Pour ce qui est de l’implication de Nintendo, ils sont là pour valider que le jeu respecte les critères de qualité technique, qu’il soit en adéquation avec leur charte éthique et s’occupent de la distribution digitale, mis a part des cas exceptionnels (exclu, financement) ils n’interviennent pas plus que ça.

Sur sa dernière génération de machines, Nintendo semble avoir compris l’enjeu d’avoir une plateforme remplie de jeux indépendants. D’un point de vue studio, les conditions offertes par l’eShop sont-elles satisfaisantes ? De votre fenêtre, est-ce plus, moins ou comparablement attractif vis-à-vis des plateformes dématérialisées concurrentes. Si vous deviez changer quelque chose à la Wii U qu’est ce que ce serait ?

Avoir une plate-forme ouverte aux indies est une bonne chose ça c’est clair. En être "remplie" l’est un peu moins. En effet il faut faire attention à ne pas reproduire la même erreur que celle qui a été faite sur les stores mobiles qui sont devenus parfois de véritables poubelles et sur lesquels il est difficile de survivre sans injecter des milliers d’euros par jour de marketings. Malheureusement Nintendo commence  doucement à reproduire ça sur la Wii U, où l’on a vu sortir dernièrement un clône de Flappy Bird avec une mouche à m… Certains ont crié au scandale, d’autres ont ri, mais personnellement j’ai trouvé ça assez dangereux de la part de Nintendo. Les consoles sont certes moins nombreuses que les supports mobiles mais elles offrent une concurrence moindre de par la complexité d’accès et de par le filtrage des jeux qui était fait par les constructeurs. Si ils commencent maintenant à accepter tout et n’importe quoi sur leurs plate-formes ce sera les développeurs qui en payeront le prix et ce serait vraiment dommage… Accepter les Indies OUI, accepter n’importe quoi… je suis moins fan ;)

- **Exercice 1**
Restituez le passage du texte sur Nintendo et les jeux indépendants qui s'ouvre sur les mots contenant « Pour ce qui » et se ferme sur « que ce serait ? ».
- **Exercice 2**
D'après le texte sur Nintendo et les jeux indépendants, de quel jeu un clone est-il sorti récemment sur la Wii U ?

- **Segment de données**
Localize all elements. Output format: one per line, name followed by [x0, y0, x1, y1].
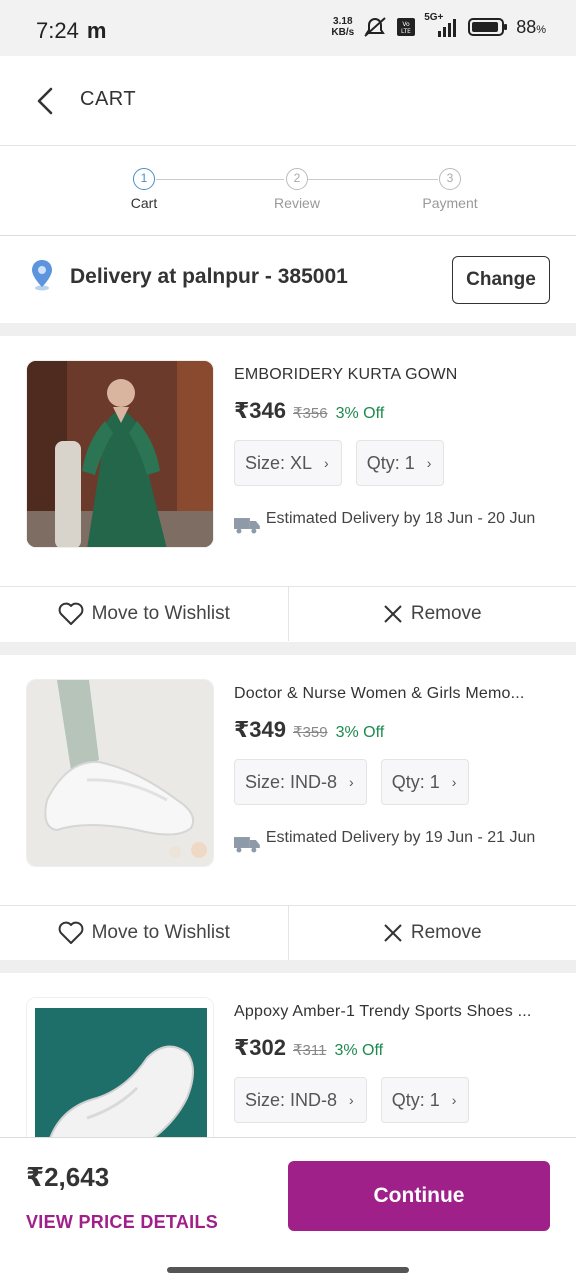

- **Réponse rédigée 1**
Pour ce qui est de l’implication de Nintendo, ils sont là pour valider que le jeu respecte les critères de qualité technique, qu’il soit en adéquation avec leur charte éthique et s’occupent de la distribution digitale, mis a part des cas exceptionnels (exclu, financement) ils n’interviennent pas plus que ça.

Sur sa dernière génération de machines, Nintendo semble avoir compris l’enjeu d’avoir une plateforme remplie de jeux indépendants. D’un point de vue studio, les conditions offertes par l’eShop sont-elles satisfaisantes ? De votre fenêtre, est-ce plus, moins ou comparablement attractif vis-à-vis des plateformes dématérialisées concurrentes. Si vous deviez changer quelque chose à la Wii U qu’est ce que ce serait ?

- **Réponse rédigée 2**
De Flappy Bird.